» Instruction: Gather every line of the entries that includes the word "title".

» Material:
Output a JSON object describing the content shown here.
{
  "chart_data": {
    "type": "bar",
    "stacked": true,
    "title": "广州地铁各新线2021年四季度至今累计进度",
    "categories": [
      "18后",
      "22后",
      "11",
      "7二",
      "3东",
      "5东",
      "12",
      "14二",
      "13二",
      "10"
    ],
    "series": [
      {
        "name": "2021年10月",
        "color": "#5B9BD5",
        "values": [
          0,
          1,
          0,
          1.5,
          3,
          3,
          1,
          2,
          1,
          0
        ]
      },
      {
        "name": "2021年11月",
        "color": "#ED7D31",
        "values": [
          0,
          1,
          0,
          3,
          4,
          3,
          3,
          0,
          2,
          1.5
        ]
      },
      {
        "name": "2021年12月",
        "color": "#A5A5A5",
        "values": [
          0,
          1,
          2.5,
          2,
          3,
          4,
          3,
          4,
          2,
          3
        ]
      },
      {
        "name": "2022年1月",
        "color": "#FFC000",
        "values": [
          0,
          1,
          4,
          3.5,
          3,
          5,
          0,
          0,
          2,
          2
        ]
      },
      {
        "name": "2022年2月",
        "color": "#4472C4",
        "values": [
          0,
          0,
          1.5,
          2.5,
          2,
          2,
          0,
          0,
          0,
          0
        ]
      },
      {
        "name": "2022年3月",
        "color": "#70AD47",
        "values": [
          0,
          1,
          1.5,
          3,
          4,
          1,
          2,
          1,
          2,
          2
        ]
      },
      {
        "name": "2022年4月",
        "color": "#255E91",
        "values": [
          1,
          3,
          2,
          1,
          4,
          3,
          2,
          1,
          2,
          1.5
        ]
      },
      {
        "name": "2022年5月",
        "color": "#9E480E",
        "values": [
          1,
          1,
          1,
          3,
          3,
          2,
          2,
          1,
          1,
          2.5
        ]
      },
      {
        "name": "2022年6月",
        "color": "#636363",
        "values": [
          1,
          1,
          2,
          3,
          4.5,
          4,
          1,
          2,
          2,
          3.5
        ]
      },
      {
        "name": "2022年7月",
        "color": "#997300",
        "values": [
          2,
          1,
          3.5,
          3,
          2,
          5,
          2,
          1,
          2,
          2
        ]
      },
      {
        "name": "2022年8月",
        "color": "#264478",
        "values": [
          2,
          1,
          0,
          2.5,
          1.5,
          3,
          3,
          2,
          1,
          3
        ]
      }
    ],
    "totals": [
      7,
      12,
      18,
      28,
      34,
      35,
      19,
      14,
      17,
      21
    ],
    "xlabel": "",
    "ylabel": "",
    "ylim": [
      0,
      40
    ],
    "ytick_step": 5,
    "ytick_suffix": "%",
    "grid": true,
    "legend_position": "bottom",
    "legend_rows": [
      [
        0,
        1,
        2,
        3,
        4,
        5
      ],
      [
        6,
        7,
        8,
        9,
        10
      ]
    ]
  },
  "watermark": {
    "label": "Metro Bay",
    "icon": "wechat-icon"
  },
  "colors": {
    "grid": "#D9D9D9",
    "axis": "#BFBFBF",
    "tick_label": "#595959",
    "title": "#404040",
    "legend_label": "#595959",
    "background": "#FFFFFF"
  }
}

» Solution for this exercise:
    "title": "广州地铁各新线2021年四季度至今累计进度",
    "title": "#404040",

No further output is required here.